[Collected data]
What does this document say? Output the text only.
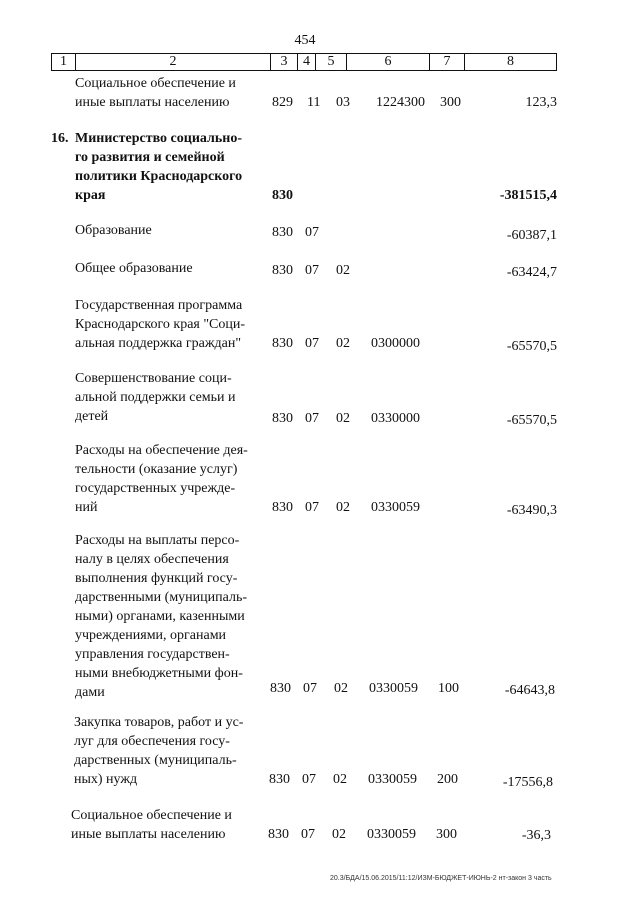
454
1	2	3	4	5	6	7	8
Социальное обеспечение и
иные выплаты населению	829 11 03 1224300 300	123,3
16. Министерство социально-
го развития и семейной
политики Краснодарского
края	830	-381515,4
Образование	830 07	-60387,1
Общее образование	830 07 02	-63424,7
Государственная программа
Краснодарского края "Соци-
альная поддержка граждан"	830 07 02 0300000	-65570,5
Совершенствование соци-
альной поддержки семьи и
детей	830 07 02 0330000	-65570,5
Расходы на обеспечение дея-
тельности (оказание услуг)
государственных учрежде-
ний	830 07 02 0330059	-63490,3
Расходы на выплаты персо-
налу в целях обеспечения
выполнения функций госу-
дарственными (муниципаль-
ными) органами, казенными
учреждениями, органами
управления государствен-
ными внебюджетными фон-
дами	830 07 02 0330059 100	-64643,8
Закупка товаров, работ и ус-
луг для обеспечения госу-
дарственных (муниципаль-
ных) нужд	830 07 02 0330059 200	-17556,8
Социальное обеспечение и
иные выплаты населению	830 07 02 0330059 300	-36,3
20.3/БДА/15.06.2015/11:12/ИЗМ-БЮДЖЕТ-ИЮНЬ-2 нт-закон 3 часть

### Your instructions
Print out every entry above without changing a word, and leave out the pictures.

### In response
What does this document say? Output the text only.
454
1	2	3	4	5	6	7	8
Социальное обеспечение и
иные выплаты населению	829 11 03 1224300 300	123,3
16. Министерство социально-
го развития и семейной
политики Краснодарского
края	830	-381515,4
Образование	830 07	-60387,1
Общее образование	830 07 02	-63424,7
Государственная программа
Краснодарского края "Соци-
альная поддержка граждан"	830 07 02 0300000	-65570,5
Совершенствование соци-
альной поддержки семьи и
детей	830 07 02 0330000	-65570,5
Расходы на обеспечение дея-
тельности (оказание услуг)
государственных учрежде-
ний	830 07 02 0330059	-63490,3
Расходы на выплаты персо-
налу в целях обеспечения
выполнения функций госу-
дарственными (муниципаль-
ными) органами, казенными
учреждениями, органами
управления государствен-
ными внебюджетными фон-
дами	830 07 02 0330059 100	-64643,8
Закупка товаров, работ и ус-
луг для обеспечения госу-
дарственных (муниципаль-
ных) нужд	830 07 02 0330059 200	-17556,8
Социальное обеспечение и
иные выплаты населению	830 07 02 0330059 300	-36,3
20.3/БДА/15.06.2015/11:12/ИЗМ-БЮДЖЕТ-ИЮНЬ-2 нт-закон 3 часть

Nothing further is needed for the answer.